» **The problem**: Give the material again in full, matching it exactly.

» **Records for this task**:
* * * *
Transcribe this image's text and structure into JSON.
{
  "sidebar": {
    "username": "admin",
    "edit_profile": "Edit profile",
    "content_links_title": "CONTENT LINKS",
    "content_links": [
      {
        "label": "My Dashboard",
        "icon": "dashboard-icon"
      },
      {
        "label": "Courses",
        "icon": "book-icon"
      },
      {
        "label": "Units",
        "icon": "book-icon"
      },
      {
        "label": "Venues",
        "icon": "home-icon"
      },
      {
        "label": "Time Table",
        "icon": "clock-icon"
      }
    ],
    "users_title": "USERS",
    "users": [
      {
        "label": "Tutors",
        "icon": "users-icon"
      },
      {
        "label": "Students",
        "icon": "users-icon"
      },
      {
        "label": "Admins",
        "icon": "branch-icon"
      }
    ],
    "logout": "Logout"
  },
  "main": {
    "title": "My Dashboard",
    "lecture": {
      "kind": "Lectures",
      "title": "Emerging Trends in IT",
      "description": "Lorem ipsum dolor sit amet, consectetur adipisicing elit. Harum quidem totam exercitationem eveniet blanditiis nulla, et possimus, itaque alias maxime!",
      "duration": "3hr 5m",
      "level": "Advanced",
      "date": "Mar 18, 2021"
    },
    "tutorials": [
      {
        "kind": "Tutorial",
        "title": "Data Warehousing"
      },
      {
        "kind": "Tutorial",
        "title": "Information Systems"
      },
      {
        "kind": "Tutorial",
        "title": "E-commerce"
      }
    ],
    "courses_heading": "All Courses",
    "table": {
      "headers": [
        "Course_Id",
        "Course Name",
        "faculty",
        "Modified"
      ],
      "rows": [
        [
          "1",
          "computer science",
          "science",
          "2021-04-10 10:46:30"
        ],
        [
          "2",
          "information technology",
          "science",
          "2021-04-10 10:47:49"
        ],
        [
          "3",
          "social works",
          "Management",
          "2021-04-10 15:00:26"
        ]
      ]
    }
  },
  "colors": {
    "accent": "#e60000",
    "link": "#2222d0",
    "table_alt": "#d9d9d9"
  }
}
* * * *
» **Output**:
Transcribe this image's text and structure into JSON.
{
  "sidebar": {
    "username": "admin",
    "edit_profile": "Edit profile",
    "content_links_title": "CONTENT LINKS",
    "content_links": [
      {
        "label": "My Dashboard",
        "icon": "dashboard-icon"
      },
      {
        "label": "Courses",
        "icon": "book-icon"
      },
      {
        "label": "Units",
        "icon": "book-icon"
      },
      {
        "label": "Venues",
        "icon": "home-icon"
      },
      {
        "label": "Time Table",
        "icon": "clock-icon"
      }
    ],
    "users_title": "USERS",
    "users": [
      {
        "label": "Tutors",
        "icon": "users-icon"
      },
      {
        "label": "Students",
        "icon": "users-icon"
      },
      {
        "label": "Admins",
        "icon": "branch-icon"
      }
    ],
    "logout": "Logout"
  },
  "main": {
    "title": "My Dashboard",
    "lecture": {
      "kind": "Lectures",
      "title": "Emerging Trends in IT",
      "description": "Lorem ipsum dolor sit amet, consectetur adipisicing elit. Harum quidem totam exercitationem eveniet blanditiis nulla, et possimus, itaque alias maxime!",
      "duration": "3hr 5m",
      "level": "Advanced",
      "date": "Mar 18, 2021"
    },
    "tutorials": [
      {
        "kind": "Tutorial",
        "title": "Data Warehousing"
      },
      {
        "kind": "Tutorial",
        "title": "Information Systems"
      },
      {
        "kind": "Tutorial",
        "title": "E-commerce"
      }
    ],
    "courses_heading": "All Courses",
    "table": {
      "headers": [
        "Course_Id",
        "Course Name",
        "faculty",
        "Modified"
      ],
      "rows": [
        [
          "1",
          "computer science",
          "science",
          "2021-04-10 10:46:30"
        ],
        [
          "2",
          "information technology",
          "science",
          "2021-04-10 10:47:49"
        ],
        [
          "3",
          "social works",
          "Management",
          "2021-04-10 15:00:26"
        ]
      ]
    }
  },
  "colors": {
    "accent": "#e60000",
    "link": "#2222d0",
    "table_alt": "#d9d9d9"
  }
}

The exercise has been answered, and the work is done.